Could you transcribe every record below exactly as written, leaving out any pictures?

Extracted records
----
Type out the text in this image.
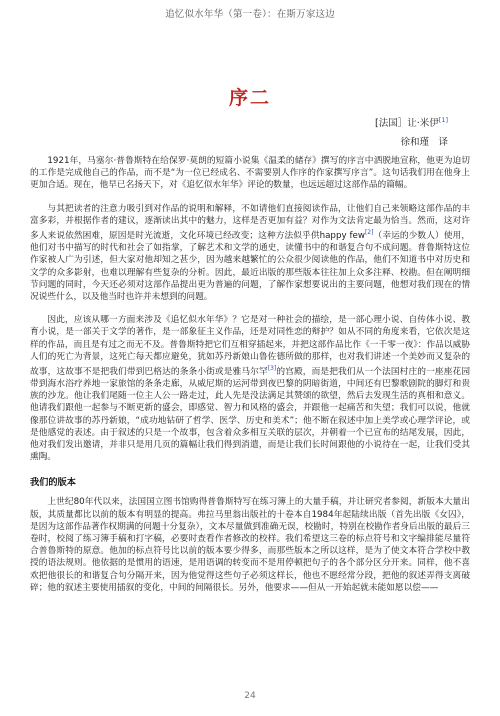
追忆似水年华（第一卷）：在斯万家这边
序二
[法国］让·米伊[1]
徐和瑾　译

1921年，马塞尔·普鲁斯特在给保罗·莫朗的短篇小说集《温柔的储存》撰写的序言中洒脱地宣称，他更为迫切的工作是完成他自己的作品，而不是“为一位已经成名、不需要别人作序的作家撰写序言”。这句话我们用在他身上更加合适。现在，他早已名扬天下，对《追忆似水年华》评论的数量，也远远超过这部作品的篇幅。

与其把读者的注意力吸引到对作品的说明和解释，不如请他们直接阅读作品，让他们自己来领略这部作品的丰富多彩，并根据作者的建议，逐渐读出其中的魅力，这样是否更加有益？对作为文法肯定最为恰当。然而，这对许多人来说依然困难，原因是时光流逝，文化环境已经改变；这种方法似乎供happy few[2]（幸运的少数人）使用，他们对书中描写的时代和社会了如指掌，了解艺术和文学的通史，读懂书中的和谐复合句不成问题。普鲁斯特这位作家被人广为引述，但大家对他却知之甚少，因为越来越繁忙的公众很少阅读他的作品，他们不知道书中对历史和文学的众多影射，也难以理解有些复杂的分析。因此，最近出版的那些版本往往加上众多注释、校勘。但在阐明细节问题的同时，今天还必须对这部作品提出更为普遍的问题，了解作家想要说出的主要问题，他想对我们现在的情况说些什么，以及他当时也许并未想到的问题。

因此，应该从哪一方面来涉及《追忆似水年华》？它是对一种社会的描绘，是一部心理小说、自传体小说、教育小说，是一部关于文学的著作，是一部象征主义作品，还是对同性恋的辩护？如从不同的角度来看，它依次是这样的作品，而且是有过之而无不及。普鲁斯特把它们互相穿插起来，并把这部作品比作《一千零一夜》：作品以威胁人们的死亡为背景，这死亡每天都应避免，犹如苏丹新娘山鲁佐德所做的那样，也对我们讲述一个美妙而又复杂的故事，这故事不是把我们带到巴格达的条条小街或是雅马尔罕[3]的宫殿，而是把我们从一个法国村庄的一座座花园带到海水浴疗养地一家旅馆的条条走廊，从威尼斯的运河带到夜巴黎的阴暗街道，中间还有巴黎歌剧院的脚灯和贵族的沙龙。他让我们尾随一位主人公一路走过，此人先是没法满足其赞颂的欲望，然后去发现生活的真相和意义。他请我们跟他一起参与不断更新的盛会，即感觉、智力和风格的盛会，并跟他一起痛苦和失望；我们可以说，他就像那位讲故事的苏丹新娘，“成功地钻研了哲学、医学、历史和美术”；他不断在叙述中加上美学或心理学评论，或是他感觉的表述。由于叙述的只是一个故事，包含着众多相互关联的层次，并朝着一个已宣布的结尾发展，因此，他对我们发出邀请，并非只是用几页的篇幅让我们得到消遣，而是让我们长时间跟他的小说待在一起，让我们受其熏陶。

我们的版本

上世纪80年代以来，法国国立图书馆购得普鲁斯特写在练习簿上的大量手稿，并让研究者参阅，新版本大量出版，其质量都比以前的版本有明显的提高。弗拉马里翁出版社的十卷本自1984年起陆续出版（首先出版《女囚》，是因为这部作品著作权期满的问题十分复杂），文本尽量做到准确无误，校勘时，特别在校勘作者身后出版的最后三卷时，校阅了练习簿手稿和打字稿，必要时查看作者修改的校样。我们希望这三卷的标点符号和文字编排能尽量符合普鲁斯特的原意。他加的标点符号比以前的版本要少得多，而那些版本之所以这样，是为了使文本符合学校中教授的语法规则。他依据的是惯用的语速，是用语调的转变而不是用停顿把句子的各个部分区分开来。同样，他不喜欢把他很长的和谐复合句分隔开来，因为他觉得这些句子必须这样长，他也不愿经常分段，把他的叙述弄得支离破碎；他的叙述主要使用插叙的变化，中间的间隔很长。另外，他要求——但从一开始起就未能如愿以偿——

24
----
▶ **Answer in full**:
Type out the text in this image.
追忆似水年华（第一卷）：在斯万家这边
序二
[法国］让·米伊[1]
徐和瑾　译

1921年，马塞尔·普鲁斯特在给保罗·莫朗的短篇小说集《温柔的储存》撰写的序言中洒脱地宣称，他更为迫切的工作是完成他自己的作品，而不是“为一位已经成名、不需要别人作序的作家撰写序言”。这句话我们用在他身上更加合适。现在，他早已名扬天下，对《追忆似水年华》评论的数量，也远远超过这部作品的篇幅。

与其把读者的注意力吸引到对作品的说明和解释，不如请他们直接阅读作品，让他们自己来领略这部作品的丰富多彩，并根据作者的建议，逐渐读出其中的魅力，这样是否更加有益？对作为文法肯定最为恰当。然而，这对许多人来说依然困难，原因是时光流逝，文化环境已经改变；这种方法似乎供happy few[2]（幸运的少数人）使用，他们对书中描写的时代和社会了如指掌，了解艺术和文学的通史，读懂书中的和谐复合句不成问题。普鲁斯特这位作家被人广为引述，但大家对他却知之甚少，因为越来越繁忙的公众很少阅读他的作品，他们不知道书中对历史和文学的众多影射，也难以理解有些复杂的分析。因此，最近出版的那些版本往往加上众多注释、校勘。但在阐明细节问题的同时，今天还必须对这部作品提出更为普遍的问题，了解作家想要说出的主要问题，他想对我们现在的情况说些什么，以及他当时也许并未想到的问题。

因此，应该从哪一方面来涉及《追忆似水年华》？它是对一种社会的描绘，是一部心理小说、自传体小说、教育小说，是一部关于文学的著作，是一部象征主义作品，还是对同性恋的辩护？如从不同的角度来看，它依次是这样的作品，而且是有过之而无不及。普鲁斯特把它们互相穿插起来，并把这部作品比作《一千零一夜》：作品以威胁人们的死亡为背景，这死亡每天都应避免，犹如苏丹新娘山鲁佐德所做的那样，也对我们讲述一个美妙而又复杂的故事，这故事不是把我们带到巴格达的条条小街或是雅马尔罕[3]的宫殿，而是把我们从一个法国村庄的一座座花园带到海水浴疗养地一家旅馆的条条走廊，从威尼斯的运河带到夜巴黎的阴暗街道，中间还有巴黎歌剧院的脚灯和贵族的沙龙。他让我们尾随一位主人公一路走过，此人先是没法满足其赞颂的欲望，然后去发现生活的真相和意义。他请我们跟他一起参与不断更新的盛会，即感觉、智力和风格的盛会，并跟他一起痛苦和失望；我们可以说，他就像那位讲故事的苏丹新娘，“成功地钻研了哲学、医学、历史和美术”；他不断在叙述中加上美学或心理学评论，或是他感觉的表述。由于叙述的只是一个故事，包含着众多相互关联的层次，并朝着一个已宣布的结尾发展，因此，他对我们发出邀请，并非只是用几页的篇幅让我们得到消遣，而是让我们长时间跟他的小说待在一起，让我们受其熏陶。

我们的版本

上世纪80年代以来，法国国立图书馆购得普鲁斯特写在练习簿上的大量手稿，并让研究者参阅，新版本大量出版，其质量都比以前的版本有明显的提高。弗拉马里翁出版社的十卷本自1984年起陆续出版（首先出版《女囚》，是因为这部作品著作权期满的问题十分复杂），文本尽量做到准确无误，校勘时，特别在校勘作者身后出版的最后三卷时，校阅了练习簿手稿和打字稿，必要时查看作者修改的校样。我们希望这三卷的标点符号和文字编排能尽量符合普鲁斯特的原意。他加的标点符号比以前的版本要少得多，而那些版本之所以这样，是为了使文本符合学校中教授的语法规则。他依据的是惯用的语速，是用语调的转变而不是用停顿把句子的各个部分区分开来。同样，他不喜欢把他很长的和谐复合句分隔开来，因为他觉得这些句子必须这样长，他也不愿经常分段，把他的叙述弄得支离破碎；他的叙述主要使用插叙的变化，中间的间隔很长。另外，他要求——但从一开始起就未能如愿以偿——

24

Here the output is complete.